**TASK STATEMENT**
Write out each line exactly as given. Leave the pictures out of your copy.
━━━ DATA SHOWN
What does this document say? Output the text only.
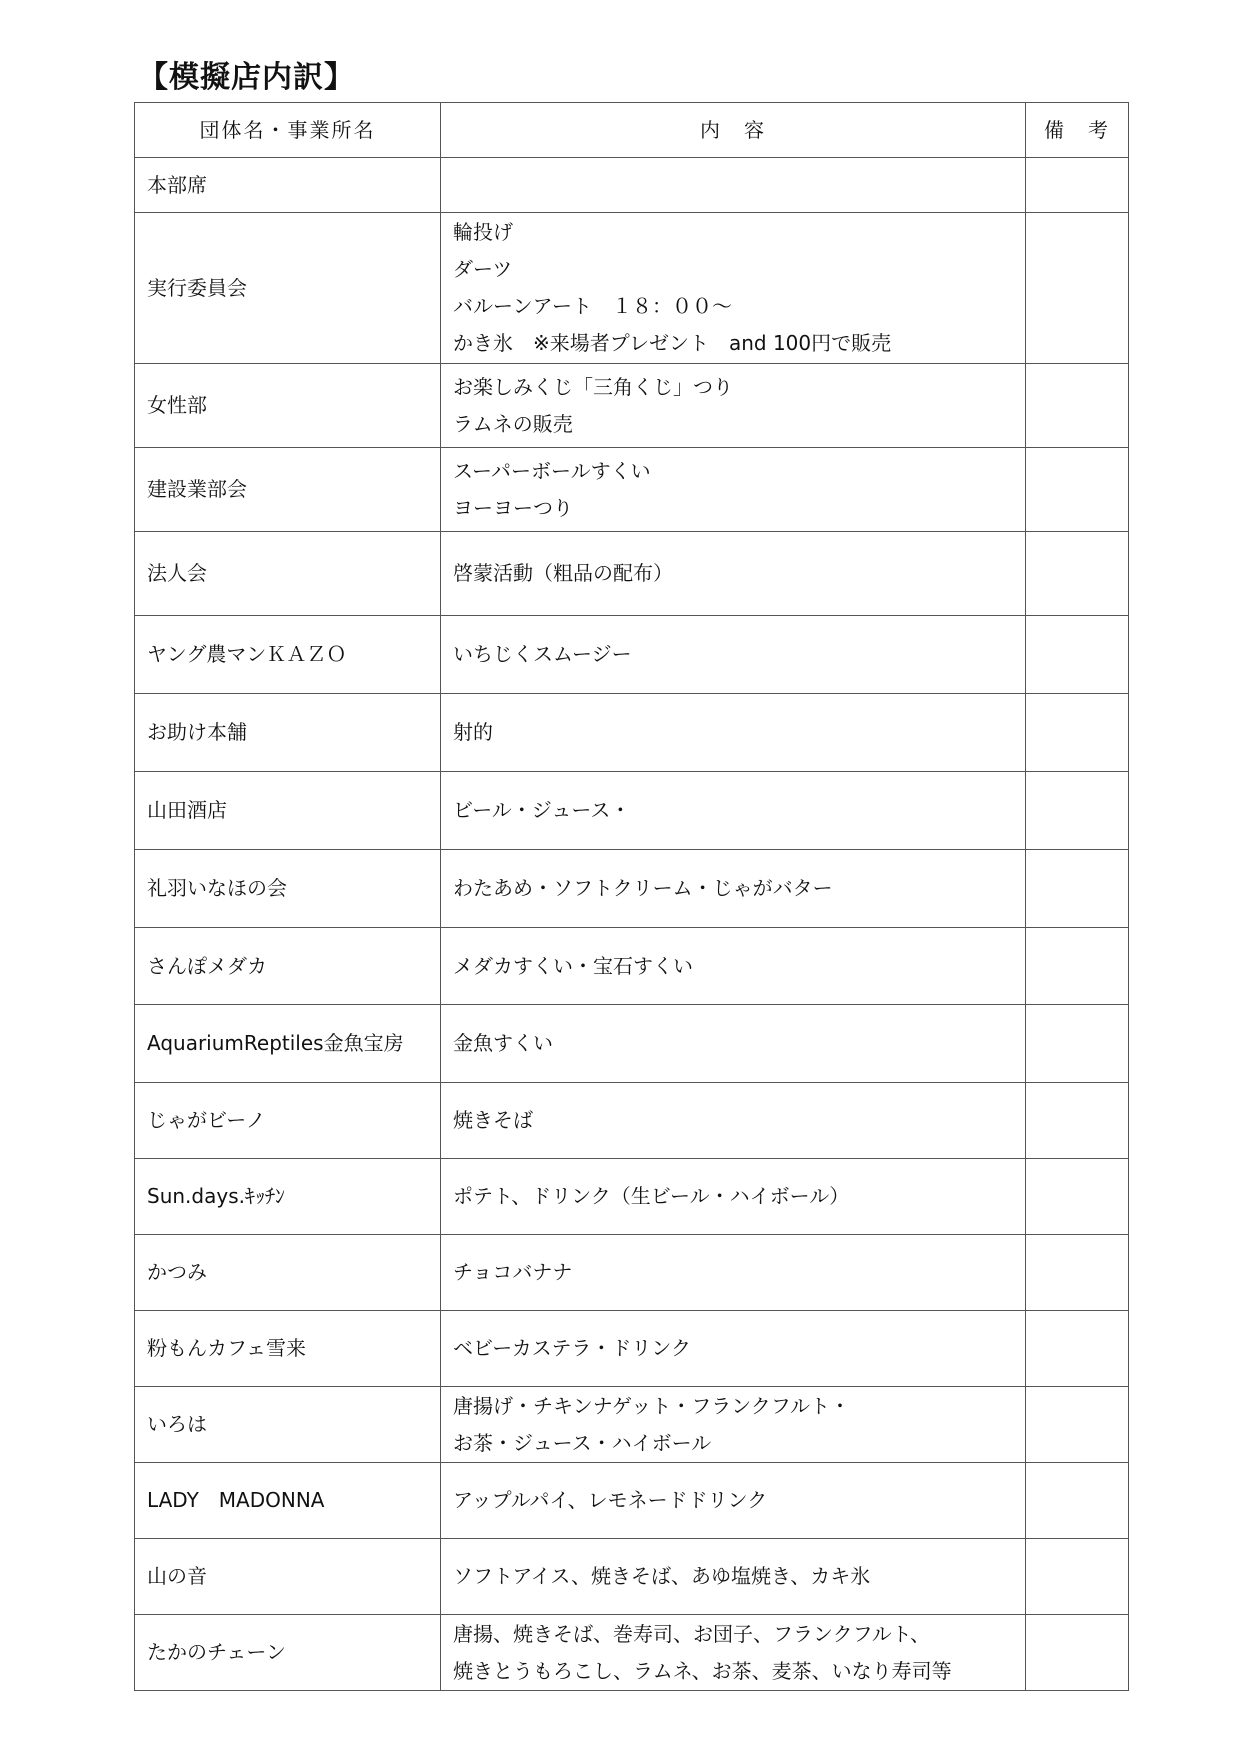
【模擬店内訳】
団体名・事業所名	内　容	備　考
本部席		
実行委員会	輪投げ
ダーツ
バルーンアート　１８：００～
かき氷　※来場者プレゼント　and 100円で販売	

女性部	お楽しみくじ「三角くじ」つり
ラムネの販売	

建設業部会	スーパーボールすくい
ヨーヨーつり	

法人会	啓蒙活動（粗品の配布）	

ヤング農マンＫＡＺＯ	いちじくスムージー	

お助け本舗	射的	

山田酒店	ビール・ジュース・	

礼羽いなほの会	わたあめ・ソフトクリーム・じゃがバター	

さんぽメダカ	メダカすくい・宝石すくい	

AquariumReptiles金魚宝房	金魚すくい	

じゃがビーノ	焼きそば	

Sun.days.ｷｯﾁﾝ	ポテト、ドリンク（生ビール・ハイボール）	

かつみ	チョコバナナ	

粉もんカフェ雪来	ベビーカステラ・ドリンク	

いろは	唐揚げ・チキンナゲット・フランクフルト・
お茶・ジュース・ハイボール	

LADY　MADONNA	アップルパイ、レモネードドリンク	

山の音	ソフトアイス、焼きそば、あゆ塩焼き、カキ氷	

たかのチェーン	唐揚、焼きそば、巻寿司、お団子、フランクフルト、
焼きとうもろこし、ラムネ、お茶、麦茶、いなり寿司等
━━━━━━
**WRITTEN REPLY**
What does this document say? Output the text only.
【模擬店内訳】
団体名・事業所名	内　容	備　考
本部席		
実行委員会	輪投げ
ダーツ
バルーンアート　１８：００～
かき氷　※来場者プレゼント　and 100円で販売	

女性部	お楽しみくじ「三角くじ」つり
ラムネの販売	

建設業部会	スーパーボールすくい
ヨーヨーつり	

法人会	啓蒙活動（粗品の配布）	

ヤング農マンＫＡＺＯ	いちじくスムージー	

お助け本舗	射的	

山田酒店	ビール・ジュース・	

礼羽いなほの会	わたあめ・ソフトクリーム・じゃがバター	

さんぽメダカ	メダカすくい・宝石すくい	

AquariumReptiles金魚宝房	金魚すくい	

じゃがビーノ	焼きそば	

Sun.days.ｷｯﾁﾝ	ポテト、ドリンク（生ビール・ハイボール）	

かつみ	チョコバナナ	

粉もんカフェ雪来	ベビーカステラ・ドリンク	

いろは	唐揚げ・チキンナゲット・フランクフルト・
お茶・ジュース・ハイボール	

LADY　MADONNA	アップルパイ、レモネードドリンク	

山の音	ソフトアイス、焼きそば、あゆ塩焼き、カキ氷	

たかのチェーン	唐揚、焼きそば、巻寿司、お団子、フランクフルト、
焼きとうもろこし、ラムネ、お茶、麦茶、いなり寿司等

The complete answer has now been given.